=== MATERIAL PROVIDED ===
** START **
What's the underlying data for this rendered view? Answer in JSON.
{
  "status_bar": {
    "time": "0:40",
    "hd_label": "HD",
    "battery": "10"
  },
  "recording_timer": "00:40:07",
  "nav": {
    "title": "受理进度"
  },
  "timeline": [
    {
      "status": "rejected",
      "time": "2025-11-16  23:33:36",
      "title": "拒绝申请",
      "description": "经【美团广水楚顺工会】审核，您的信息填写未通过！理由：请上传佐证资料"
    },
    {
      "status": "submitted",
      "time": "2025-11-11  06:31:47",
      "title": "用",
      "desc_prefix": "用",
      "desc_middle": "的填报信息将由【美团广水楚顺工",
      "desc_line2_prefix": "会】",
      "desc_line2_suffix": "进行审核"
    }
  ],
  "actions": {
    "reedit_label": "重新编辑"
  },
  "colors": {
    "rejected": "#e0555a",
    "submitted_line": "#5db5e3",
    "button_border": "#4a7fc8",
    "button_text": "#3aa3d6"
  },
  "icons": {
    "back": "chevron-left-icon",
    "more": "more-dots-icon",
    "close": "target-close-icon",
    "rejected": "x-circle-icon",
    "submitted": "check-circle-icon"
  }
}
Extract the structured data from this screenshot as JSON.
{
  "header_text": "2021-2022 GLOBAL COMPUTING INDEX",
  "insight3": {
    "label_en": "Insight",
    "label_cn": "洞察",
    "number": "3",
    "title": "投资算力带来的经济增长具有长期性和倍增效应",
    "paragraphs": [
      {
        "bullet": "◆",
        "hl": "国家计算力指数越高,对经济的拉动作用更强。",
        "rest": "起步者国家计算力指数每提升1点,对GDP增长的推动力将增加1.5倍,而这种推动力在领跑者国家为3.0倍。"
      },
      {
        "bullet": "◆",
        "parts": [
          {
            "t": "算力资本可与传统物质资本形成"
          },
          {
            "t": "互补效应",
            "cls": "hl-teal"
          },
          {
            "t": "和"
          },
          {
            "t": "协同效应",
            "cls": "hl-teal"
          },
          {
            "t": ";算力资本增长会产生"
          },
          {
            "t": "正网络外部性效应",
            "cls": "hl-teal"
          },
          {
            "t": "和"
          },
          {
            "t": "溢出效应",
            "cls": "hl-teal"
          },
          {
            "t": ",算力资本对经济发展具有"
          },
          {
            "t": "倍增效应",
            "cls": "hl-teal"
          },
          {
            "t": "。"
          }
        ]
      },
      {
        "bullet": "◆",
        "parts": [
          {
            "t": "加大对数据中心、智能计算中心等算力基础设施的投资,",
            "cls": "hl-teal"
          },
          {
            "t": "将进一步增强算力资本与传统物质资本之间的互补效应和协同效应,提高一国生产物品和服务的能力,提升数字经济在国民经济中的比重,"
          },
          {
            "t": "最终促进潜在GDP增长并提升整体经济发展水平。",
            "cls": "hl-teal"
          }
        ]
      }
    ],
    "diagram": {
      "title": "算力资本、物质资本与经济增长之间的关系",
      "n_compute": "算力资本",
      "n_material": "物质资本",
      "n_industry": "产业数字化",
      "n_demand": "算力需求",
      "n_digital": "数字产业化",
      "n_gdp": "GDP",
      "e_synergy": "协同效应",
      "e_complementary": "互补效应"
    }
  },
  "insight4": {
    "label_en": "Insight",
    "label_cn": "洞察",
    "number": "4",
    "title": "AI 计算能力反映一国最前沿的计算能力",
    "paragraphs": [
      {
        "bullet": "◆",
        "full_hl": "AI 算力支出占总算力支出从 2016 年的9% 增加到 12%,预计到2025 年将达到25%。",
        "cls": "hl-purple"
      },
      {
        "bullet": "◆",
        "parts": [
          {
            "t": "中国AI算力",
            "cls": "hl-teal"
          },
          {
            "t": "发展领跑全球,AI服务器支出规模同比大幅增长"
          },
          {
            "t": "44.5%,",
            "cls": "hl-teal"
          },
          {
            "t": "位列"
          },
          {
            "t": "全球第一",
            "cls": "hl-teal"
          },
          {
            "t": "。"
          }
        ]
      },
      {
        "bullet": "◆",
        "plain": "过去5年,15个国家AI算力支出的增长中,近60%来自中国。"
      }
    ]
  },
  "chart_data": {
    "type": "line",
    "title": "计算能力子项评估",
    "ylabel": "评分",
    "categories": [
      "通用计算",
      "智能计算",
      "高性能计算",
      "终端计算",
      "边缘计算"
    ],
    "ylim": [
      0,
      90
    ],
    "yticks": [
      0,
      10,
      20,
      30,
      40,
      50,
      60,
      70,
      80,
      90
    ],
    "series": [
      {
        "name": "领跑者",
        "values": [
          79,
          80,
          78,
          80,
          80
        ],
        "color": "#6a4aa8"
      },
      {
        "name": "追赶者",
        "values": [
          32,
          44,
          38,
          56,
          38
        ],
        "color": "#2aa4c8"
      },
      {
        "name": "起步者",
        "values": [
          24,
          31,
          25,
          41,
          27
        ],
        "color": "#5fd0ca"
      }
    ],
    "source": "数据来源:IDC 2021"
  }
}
** END **
=== WHAT IS EXPECTED ===
From the data, list each line in which the string "JSON" appears.

=== SOLUTION FOR THIS PROBLEM ===
What's the underlying data for this rendered view? Answer in JSON.
Extract the structured data from this screenshot as JSON.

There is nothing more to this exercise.